TASK DETAILS: Locate the line that contains "Transcribe the text in this document.", then copy it and all later lines of the data below exactly, through the last one.

EXCERPTED DATA:
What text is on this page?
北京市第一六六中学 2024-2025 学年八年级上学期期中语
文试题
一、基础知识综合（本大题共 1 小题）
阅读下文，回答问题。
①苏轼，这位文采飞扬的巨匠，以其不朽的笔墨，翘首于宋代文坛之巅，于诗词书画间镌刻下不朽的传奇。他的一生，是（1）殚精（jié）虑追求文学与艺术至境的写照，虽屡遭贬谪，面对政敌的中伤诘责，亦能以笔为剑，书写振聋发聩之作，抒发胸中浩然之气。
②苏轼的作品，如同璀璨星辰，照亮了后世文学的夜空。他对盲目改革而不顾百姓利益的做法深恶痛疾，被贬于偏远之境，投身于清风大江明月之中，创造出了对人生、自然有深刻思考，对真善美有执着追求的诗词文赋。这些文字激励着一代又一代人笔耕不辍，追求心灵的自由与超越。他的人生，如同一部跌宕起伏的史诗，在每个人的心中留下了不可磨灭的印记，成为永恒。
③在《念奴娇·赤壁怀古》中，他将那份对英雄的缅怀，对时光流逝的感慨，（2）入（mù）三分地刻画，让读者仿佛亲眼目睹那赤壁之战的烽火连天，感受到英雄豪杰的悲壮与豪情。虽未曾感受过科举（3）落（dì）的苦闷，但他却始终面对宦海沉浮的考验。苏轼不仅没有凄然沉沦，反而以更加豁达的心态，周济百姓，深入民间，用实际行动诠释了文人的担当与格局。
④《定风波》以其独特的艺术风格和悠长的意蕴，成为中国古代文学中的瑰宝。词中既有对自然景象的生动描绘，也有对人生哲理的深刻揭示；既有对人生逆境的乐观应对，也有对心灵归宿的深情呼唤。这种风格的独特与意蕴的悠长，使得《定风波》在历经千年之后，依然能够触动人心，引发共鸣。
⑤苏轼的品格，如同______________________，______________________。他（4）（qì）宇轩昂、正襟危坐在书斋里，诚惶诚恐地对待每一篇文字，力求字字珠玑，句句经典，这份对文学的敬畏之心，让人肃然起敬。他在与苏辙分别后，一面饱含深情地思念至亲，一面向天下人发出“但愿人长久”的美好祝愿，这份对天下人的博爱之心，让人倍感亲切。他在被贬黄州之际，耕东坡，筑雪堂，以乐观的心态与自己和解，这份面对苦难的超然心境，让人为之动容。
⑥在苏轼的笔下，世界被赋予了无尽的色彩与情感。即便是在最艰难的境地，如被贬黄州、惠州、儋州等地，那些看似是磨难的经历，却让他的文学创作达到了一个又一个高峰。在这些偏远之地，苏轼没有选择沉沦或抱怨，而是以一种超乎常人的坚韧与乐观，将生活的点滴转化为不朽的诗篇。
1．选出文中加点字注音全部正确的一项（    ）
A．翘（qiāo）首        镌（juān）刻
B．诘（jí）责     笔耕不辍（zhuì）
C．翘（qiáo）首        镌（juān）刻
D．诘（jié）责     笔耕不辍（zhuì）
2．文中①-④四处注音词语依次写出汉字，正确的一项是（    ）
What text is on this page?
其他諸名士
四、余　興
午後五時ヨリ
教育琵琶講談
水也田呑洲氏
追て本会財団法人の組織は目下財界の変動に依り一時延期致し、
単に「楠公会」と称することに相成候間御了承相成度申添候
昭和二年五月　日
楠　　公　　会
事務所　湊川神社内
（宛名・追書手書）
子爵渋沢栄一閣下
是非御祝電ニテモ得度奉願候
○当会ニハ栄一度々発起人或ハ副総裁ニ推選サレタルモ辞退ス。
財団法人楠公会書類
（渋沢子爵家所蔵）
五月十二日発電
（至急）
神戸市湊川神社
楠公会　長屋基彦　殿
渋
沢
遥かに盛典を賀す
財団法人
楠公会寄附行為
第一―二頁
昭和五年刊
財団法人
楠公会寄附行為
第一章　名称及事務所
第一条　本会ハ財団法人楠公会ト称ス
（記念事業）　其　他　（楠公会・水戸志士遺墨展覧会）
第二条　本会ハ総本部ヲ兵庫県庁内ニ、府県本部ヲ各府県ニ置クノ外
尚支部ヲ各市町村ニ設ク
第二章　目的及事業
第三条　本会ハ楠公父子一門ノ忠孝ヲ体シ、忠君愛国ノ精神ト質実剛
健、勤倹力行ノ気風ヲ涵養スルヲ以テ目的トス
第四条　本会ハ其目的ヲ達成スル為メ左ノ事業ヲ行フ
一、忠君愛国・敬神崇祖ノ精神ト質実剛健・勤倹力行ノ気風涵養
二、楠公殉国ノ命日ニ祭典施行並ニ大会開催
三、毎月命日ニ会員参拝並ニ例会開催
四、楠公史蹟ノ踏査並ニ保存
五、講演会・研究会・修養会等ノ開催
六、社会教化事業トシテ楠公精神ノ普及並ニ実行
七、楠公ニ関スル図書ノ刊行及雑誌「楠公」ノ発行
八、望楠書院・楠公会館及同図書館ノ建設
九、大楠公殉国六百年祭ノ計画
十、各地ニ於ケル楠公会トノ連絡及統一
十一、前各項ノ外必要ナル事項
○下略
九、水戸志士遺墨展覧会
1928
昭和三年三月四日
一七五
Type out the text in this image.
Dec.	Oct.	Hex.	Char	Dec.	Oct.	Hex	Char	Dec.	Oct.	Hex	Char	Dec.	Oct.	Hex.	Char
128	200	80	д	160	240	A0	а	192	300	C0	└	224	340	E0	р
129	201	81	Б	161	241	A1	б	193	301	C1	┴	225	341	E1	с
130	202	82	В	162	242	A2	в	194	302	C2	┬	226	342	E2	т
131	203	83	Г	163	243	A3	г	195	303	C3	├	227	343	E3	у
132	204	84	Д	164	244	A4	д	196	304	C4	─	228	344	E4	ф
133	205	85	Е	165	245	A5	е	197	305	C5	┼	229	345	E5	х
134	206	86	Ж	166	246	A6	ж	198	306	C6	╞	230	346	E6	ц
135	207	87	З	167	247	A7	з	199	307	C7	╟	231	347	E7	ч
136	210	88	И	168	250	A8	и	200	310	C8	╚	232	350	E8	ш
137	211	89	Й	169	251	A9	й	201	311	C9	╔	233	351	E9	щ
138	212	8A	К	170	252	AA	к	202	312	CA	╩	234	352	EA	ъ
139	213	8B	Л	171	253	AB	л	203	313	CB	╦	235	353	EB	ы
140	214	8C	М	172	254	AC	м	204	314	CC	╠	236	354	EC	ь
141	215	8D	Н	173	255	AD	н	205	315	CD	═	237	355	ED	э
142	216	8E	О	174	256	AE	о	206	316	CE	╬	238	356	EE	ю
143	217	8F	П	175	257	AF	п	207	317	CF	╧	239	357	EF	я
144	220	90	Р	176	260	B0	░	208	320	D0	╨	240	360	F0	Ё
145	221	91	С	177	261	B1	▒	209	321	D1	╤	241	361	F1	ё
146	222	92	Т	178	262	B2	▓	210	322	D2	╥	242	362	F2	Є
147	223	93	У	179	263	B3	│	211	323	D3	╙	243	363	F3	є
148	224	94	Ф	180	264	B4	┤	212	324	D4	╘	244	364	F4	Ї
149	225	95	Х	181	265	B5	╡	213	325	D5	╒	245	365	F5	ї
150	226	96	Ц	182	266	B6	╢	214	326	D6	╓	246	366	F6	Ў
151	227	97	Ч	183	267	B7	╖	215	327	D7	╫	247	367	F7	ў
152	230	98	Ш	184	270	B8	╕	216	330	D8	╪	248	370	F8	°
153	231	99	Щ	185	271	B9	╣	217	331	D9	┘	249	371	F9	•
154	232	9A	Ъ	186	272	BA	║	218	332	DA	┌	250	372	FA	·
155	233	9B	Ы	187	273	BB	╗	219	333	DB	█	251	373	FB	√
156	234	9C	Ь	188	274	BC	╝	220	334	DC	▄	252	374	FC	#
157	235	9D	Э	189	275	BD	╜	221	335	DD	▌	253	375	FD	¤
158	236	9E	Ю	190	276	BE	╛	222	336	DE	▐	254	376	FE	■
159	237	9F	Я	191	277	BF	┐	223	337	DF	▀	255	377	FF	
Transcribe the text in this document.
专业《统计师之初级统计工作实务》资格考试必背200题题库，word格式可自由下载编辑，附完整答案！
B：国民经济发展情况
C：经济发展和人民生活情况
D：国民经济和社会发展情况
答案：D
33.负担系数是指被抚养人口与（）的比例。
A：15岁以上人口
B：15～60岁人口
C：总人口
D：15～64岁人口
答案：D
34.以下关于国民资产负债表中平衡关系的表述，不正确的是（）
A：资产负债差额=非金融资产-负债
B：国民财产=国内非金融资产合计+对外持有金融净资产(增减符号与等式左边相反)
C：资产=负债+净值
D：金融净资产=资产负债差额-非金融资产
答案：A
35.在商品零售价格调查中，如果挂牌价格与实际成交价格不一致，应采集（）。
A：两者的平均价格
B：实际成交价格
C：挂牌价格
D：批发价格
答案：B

WRITTEN ANSWER:
Transcribe the text in this document.
专业《统计师之初级统计工作实务》资格考试必背200题题库，word格式可自由下载编辑，附完整答案！
B：国民经济发展情况
C：经济发展和人民生活情况
D：国民经济和社会发展情况
答案：D
33.负担系数是指被抚养人口与（）的比例。
A：15岁以上人口
B：15～60岁人口
C：总人口
D：15～64岁人口
答案：D
34.以下关于国民资产负债表中平衡关系的表述，不正确的是（）
A：资产负债差额=非金融资产-负债
B：国民财产=国内非金融资产合计+对外持有金融净资产(增减符号与等式左边相反)
C：资产=负债+净值
D：金融净资产=资产负债差额-非金融资产
答案：A
35.在商品零售价格调查中，如果挂牌价格与实际成交价格不一致，应采集（）。
A：两者的平均价格
B：实际成交价格
C：挂牌价格
D：批发价格
答案：B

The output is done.